Problem statement: Write the line that includes "Convert this document image to plain text." and all subsequent lines, exactly as written, and nothing more.

Records for this exercise:

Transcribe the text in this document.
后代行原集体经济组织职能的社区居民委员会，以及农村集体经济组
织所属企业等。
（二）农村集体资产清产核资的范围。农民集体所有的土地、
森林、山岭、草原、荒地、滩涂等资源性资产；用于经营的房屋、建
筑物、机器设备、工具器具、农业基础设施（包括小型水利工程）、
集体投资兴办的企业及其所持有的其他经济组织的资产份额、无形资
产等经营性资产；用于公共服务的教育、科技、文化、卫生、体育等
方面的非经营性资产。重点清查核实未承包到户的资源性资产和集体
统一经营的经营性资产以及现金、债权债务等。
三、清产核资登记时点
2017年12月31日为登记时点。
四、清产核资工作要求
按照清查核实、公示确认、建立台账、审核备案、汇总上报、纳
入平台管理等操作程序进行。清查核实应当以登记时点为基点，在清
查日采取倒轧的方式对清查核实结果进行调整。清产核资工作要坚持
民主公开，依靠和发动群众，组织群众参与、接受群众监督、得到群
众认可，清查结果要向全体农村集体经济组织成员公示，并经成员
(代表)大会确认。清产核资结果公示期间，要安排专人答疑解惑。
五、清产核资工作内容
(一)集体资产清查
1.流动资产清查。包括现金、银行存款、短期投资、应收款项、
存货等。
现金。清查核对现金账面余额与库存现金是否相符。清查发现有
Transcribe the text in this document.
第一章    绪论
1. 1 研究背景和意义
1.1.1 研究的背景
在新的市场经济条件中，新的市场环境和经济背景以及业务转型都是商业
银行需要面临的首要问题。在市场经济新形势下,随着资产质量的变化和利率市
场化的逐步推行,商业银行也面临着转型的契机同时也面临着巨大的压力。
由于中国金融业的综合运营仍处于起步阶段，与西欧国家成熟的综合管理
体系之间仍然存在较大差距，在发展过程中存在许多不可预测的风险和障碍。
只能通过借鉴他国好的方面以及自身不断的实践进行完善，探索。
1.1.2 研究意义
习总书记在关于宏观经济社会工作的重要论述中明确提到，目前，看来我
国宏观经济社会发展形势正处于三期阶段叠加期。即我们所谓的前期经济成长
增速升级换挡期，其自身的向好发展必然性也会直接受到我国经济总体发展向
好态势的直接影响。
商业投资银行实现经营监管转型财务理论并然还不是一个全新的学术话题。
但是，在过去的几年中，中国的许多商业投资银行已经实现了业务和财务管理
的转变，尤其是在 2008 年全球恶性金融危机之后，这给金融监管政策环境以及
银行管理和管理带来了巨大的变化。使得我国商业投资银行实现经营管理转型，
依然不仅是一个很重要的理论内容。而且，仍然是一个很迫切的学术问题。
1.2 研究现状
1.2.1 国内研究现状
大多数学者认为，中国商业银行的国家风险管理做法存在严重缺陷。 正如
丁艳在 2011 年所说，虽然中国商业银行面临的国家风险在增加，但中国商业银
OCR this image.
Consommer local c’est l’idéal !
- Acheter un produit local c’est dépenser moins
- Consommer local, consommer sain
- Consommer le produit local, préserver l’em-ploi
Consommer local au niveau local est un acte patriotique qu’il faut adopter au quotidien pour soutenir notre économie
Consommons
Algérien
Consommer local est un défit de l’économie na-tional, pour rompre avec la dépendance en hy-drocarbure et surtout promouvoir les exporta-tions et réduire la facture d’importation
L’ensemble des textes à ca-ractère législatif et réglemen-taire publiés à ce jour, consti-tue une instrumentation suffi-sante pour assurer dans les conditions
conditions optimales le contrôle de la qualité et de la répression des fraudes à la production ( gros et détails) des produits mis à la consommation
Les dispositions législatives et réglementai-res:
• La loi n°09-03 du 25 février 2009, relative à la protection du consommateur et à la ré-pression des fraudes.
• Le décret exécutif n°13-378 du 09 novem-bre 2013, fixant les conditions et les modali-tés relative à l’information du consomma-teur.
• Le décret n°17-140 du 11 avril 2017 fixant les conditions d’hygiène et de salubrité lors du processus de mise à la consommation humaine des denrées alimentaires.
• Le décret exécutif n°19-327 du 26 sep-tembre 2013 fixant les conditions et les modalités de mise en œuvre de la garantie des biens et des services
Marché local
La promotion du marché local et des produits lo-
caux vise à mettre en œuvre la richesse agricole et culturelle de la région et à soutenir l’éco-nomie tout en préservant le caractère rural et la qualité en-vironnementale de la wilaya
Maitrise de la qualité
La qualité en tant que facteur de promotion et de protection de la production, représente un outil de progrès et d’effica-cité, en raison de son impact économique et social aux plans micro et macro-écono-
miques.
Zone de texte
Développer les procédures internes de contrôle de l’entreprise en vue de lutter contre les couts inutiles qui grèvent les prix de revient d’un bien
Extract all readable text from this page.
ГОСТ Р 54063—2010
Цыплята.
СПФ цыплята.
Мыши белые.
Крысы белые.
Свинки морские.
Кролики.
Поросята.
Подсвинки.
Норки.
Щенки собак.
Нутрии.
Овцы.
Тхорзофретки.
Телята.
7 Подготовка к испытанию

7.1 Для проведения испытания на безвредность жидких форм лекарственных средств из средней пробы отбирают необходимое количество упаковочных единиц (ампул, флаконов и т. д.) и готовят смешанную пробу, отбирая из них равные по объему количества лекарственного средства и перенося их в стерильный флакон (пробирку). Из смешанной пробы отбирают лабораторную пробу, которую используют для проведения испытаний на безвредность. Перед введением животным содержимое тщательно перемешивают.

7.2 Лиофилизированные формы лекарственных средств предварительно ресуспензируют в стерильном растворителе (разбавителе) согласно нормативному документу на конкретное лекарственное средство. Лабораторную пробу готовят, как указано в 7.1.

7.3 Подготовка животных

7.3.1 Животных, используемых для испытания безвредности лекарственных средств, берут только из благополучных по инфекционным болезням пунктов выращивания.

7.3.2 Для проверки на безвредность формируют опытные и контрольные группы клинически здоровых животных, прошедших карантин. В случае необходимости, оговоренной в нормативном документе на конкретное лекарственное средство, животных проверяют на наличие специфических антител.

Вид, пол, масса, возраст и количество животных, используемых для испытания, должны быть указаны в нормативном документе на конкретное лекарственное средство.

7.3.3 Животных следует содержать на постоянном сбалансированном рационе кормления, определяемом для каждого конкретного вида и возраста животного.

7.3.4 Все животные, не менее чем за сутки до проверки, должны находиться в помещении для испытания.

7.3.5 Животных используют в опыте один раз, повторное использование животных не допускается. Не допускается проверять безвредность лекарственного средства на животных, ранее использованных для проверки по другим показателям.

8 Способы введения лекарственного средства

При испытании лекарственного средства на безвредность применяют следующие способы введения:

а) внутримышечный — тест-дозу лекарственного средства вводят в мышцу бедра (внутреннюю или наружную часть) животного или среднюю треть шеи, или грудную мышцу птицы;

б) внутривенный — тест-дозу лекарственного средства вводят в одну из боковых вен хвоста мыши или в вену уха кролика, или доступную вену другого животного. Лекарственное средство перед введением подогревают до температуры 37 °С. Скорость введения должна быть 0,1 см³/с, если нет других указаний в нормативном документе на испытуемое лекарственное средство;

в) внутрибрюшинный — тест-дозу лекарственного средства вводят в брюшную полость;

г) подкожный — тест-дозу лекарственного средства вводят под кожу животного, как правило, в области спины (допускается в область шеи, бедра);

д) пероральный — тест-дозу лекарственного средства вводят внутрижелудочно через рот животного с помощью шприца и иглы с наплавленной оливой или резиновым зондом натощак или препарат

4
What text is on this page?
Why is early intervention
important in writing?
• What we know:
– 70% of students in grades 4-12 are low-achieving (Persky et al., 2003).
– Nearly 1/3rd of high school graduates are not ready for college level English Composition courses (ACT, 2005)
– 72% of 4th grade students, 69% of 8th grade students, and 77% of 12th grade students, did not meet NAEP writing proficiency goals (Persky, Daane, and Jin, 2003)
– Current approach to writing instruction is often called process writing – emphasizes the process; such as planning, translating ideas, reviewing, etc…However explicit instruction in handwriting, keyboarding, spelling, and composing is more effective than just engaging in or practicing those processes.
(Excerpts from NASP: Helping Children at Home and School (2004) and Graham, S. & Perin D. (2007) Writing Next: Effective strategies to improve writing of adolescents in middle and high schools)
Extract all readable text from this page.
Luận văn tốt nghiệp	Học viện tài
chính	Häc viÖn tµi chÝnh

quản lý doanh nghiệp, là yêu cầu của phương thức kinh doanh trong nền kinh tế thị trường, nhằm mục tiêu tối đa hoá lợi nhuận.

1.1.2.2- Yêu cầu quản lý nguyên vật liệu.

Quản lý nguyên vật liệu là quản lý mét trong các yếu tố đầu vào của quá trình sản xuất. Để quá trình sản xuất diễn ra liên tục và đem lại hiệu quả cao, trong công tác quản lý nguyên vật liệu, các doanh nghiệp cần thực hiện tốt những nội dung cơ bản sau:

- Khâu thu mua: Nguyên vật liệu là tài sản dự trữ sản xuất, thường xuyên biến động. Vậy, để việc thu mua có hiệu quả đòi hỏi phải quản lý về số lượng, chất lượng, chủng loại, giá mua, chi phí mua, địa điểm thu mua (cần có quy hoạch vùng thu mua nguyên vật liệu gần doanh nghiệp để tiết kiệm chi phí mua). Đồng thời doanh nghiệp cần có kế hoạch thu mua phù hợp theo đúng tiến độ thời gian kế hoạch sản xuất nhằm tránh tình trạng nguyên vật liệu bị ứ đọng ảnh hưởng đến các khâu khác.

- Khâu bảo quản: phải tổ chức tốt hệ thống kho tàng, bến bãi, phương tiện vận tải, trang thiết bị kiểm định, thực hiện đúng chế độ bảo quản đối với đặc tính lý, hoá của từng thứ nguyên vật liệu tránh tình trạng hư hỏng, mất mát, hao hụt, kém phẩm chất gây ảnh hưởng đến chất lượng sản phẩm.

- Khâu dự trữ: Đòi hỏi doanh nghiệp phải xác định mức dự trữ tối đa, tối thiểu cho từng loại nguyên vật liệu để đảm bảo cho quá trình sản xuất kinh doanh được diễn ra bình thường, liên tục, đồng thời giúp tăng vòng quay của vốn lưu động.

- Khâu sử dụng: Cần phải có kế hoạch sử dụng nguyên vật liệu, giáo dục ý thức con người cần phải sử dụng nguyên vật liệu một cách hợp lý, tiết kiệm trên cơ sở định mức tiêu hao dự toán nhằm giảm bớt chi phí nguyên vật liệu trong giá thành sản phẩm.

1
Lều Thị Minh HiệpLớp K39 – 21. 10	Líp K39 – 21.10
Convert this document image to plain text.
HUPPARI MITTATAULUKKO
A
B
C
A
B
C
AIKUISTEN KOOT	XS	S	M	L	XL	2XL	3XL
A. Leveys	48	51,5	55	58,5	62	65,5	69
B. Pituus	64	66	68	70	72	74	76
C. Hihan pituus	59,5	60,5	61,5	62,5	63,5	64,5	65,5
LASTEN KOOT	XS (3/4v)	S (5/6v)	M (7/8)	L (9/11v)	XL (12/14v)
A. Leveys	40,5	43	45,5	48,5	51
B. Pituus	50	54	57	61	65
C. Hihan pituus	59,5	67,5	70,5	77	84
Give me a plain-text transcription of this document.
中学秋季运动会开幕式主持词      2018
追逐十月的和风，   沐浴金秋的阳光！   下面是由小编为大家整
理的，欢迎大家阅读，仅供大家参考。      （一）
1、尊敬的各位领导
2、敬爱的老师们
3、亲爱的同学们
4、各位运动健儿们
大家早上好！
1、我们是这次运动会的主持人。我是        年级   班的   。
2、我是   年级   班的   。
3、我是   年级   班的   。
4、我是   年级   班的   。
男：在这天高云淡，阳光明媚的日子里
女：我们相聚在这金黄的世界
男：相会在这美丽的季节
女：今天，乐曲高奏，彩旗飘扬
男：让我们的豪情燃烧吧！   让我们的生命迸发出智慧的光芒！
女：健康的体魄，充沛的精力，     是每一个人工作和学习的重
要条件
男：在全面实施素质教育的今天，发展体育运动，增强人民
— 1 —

Answer to the task:
Convert this document image to plain text.
HUPPARI MITTATAULUKKO
A
B
C
A
B
C
AIKUISTEN KOOT	XS	S	M	L	XL	2XL	3XL
A. Leveys	48	51,5	55	58,5	62	65,5	69
B. Pituus	64	66	68	70	72	74	76
C. Hihan pituus	59,5	60,5	61,5	62,5	63,5	64,5	65,5
LASTEN KOOT	XS (3/4v)	S (5/6v)	M (7/8)	L (9/11v)	XL (12/14v)
A. Leveys	40,5	43	45,5	48,5	51
B. Pituus	50	54	57	61	65
C. Hihan pituus	59,5	67,5	70,5	77	84
Give me a plain-text transcription of this document.
中学秋季运动会开幕式主持词      2018
追逐十月的和风，   沐浴金秋的阳光！   下面是由小编为大家整
理的，欢迎大家阅读，仅供大家参考。      （一）
1、尊敬的各位领导
2、敬爱的老师们
3、亲爱的同学们
4、各位运动健儿们
大家早上好！
1、我们是这次运动会的主持人。我是        年级   班的   。
2、我是   年级   班的   。
3、我是   年级   班的   。
4、我是   年级   班的   。
男：在这天高云淡，阳光明媚的日子里
女：我们相聚在这金黄的世界
男：相会在这美丽的季节
女：今天，乐曲高奏，彩旗飘扬
男：让我们的豪情燃烧吧！   让我们的生命迸发出智慧的光芒！
女：健康的体魄，充沛的精力，     是每一个人工作和学习的重
要条件
男：在全面实施素质教育的今天，发展体育运动，增强人民
— 1 —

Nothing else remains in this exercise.